## [EXERCISE DIRECTIONS]
In the entries below, count every line with the word "text". Return only the count.

## [RECORDS SHOWN]
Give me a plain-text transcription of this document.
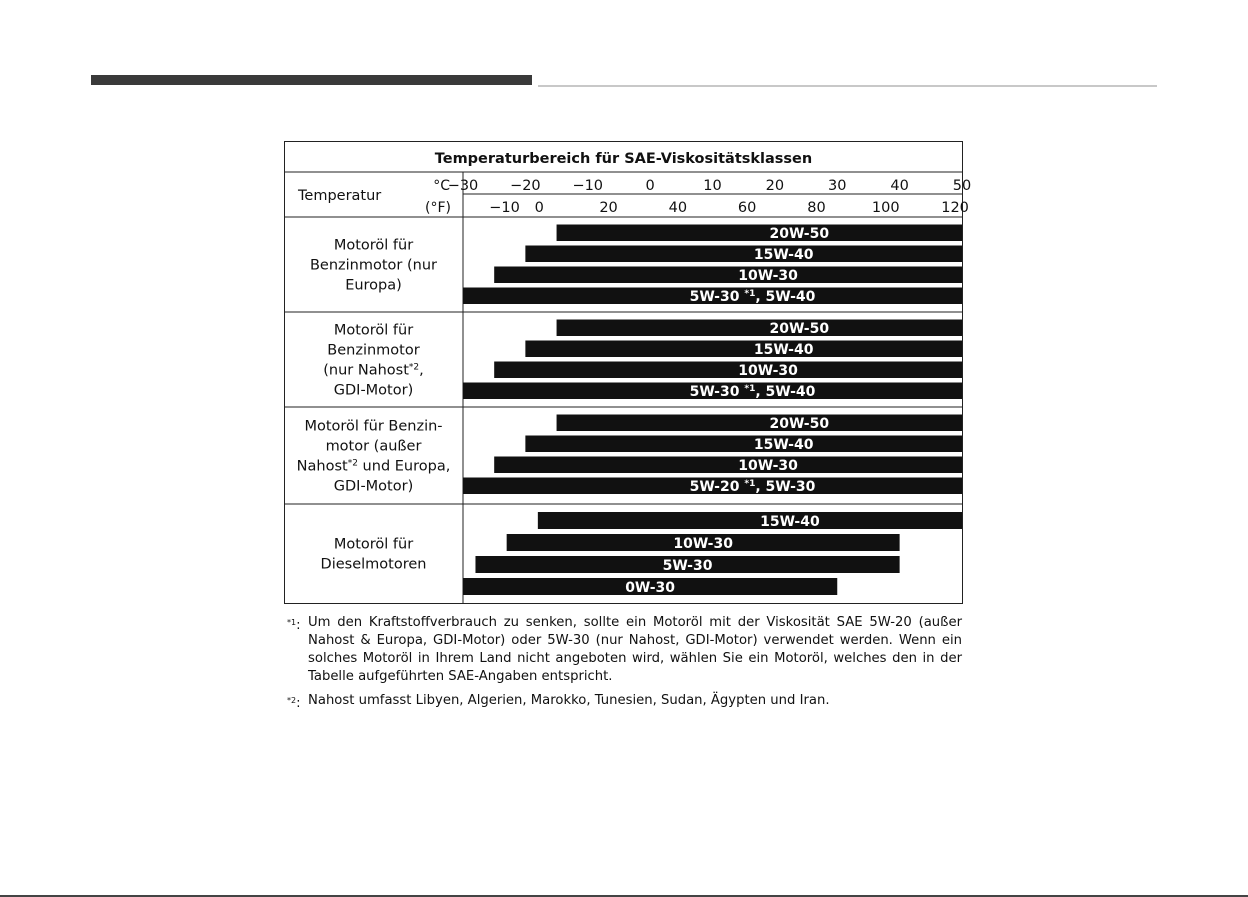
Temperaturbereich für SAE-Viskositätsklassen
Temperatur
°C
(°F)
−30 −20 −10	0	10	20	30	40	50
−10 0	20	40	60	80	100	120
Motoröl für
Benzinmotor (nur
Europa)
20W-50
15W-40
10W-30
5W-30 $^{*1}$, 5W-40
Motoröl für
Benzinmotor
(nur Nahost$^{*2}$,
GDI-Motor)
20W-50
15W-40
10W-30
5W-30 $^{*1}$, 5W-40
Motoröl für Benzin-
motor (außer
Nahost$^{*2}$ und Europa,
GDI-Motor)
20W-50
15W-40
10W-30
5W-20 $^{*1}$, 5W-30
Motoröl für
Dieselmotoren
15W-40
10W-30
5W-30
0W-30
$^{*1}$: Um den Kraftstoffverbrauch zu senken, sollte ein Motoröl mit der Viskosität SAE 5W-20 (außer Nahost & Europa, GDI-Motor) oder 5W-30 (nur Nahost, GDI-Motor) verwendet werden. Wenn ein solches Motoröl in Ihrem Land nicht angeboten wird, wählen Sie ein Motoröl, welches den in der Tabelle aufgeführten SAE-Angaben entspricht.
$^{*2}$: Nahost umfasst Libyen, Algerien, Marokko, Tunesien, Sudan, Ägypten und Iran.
* * *
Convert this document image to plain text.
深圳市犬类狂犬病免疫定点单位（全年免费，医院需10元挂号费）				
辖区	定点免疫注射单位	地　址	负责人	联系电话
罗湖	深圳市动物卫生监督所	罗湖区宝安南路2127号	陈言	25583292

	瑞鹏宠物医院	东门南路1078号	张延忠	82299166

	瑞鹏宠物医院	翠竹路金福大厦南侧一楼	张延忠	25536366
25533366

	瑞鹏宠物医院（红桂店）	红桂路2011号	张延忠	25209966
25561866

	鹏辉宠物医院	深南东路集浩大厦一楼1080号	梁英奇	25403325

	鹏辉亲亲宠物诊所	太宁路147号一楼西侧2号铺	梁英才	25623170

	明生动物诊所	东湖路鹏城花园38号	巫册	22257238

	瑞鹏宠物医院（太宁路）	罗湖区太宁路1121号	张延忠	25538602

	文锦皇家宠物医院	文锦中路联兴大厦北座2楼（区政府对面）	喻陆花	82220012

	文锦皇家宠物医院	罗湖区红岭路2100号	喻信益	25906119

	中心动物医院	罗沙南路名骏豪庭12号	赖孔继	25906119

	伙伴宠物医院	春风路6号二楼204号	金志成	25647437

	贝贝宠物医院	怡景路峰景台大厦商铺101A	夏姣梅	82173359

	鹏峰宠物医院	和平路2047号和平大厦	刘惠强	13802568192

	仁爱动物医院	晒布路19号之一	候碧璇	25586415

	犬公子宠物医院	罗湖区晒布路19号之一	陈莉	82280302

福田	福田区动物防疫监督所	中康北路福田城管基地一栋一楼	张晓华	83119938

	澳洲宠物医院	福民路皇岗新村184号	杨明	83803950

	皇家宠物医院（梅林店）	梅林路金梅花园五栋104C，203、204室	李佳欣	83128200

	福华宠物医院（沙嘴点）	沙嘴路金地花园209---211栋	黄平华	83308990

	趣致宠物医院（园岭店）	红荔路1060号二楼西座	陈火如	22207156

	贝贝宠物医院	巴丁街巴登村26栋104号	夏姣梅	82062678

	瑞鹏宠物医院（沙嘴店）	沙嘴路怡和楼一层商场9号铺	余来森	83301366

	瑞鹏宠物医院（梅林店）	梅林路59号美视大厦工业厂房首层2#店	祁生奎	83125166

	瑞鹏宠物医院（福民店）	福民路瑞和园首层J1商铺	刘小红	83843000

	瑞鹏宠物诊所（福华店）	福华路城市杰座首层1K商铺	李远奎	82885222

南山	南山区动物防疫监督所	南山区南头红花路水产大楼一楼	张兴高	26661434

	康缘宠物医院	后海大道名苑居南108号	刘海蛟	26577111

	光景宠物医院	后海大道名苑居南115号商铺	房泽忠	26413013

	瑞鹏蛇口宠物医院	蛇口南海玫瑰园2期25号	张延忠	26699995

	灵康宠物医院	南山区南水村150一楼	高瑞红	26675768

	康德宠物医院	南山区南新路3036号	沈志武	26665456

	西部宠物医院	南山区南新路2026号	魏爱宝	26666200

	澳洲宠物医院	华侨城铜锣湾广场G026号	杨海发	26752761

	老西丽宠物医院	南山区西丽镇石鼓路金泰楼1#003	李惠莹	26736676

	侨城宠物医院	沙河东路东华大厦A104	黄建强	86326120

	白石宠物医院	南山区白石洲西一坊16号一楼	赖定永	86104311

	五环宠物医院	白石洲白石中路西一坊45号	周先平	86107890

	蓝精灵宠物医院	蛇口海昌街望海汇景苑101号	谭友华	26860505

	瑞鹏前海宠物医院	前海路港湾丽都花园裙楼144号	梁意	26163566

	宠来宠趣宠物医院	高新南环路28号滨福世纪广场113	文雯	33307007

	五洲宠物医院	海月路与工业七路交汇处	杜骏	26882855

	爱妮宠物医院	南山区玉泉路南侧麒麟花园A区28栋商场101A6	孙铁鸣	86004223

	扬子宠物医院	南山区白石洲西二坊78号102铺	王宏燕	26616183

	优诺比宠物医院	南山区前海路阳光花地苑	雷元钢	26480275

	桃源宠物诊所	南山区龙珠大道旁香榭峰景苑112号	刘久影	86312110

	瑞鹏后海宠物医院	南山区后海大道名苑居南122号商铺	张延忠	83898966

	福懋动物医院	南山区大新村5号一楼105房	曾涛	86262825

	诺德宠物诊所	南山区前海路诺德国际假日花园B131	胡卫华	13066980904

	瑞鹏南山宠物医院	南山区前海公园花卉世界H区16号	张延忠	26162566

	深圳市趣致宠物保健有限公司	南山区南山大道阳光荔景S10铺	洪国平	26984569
* * *
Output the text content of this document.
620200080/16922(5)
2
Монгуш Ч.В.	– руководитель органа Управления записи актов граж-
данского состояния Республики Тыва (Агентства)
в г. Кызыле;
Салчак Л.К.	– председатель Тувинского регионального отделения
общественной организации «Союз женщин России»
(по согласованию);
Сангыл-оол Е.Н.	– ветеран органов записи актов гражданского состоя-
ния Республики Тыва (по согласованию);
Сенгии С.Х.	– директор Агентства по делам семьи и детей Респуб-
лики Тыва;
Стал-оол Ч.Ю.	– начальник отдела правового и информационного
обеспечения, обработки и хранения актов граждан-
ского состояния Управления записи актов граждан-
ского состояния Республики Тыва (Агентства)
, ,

## [THE RESPONSE]
3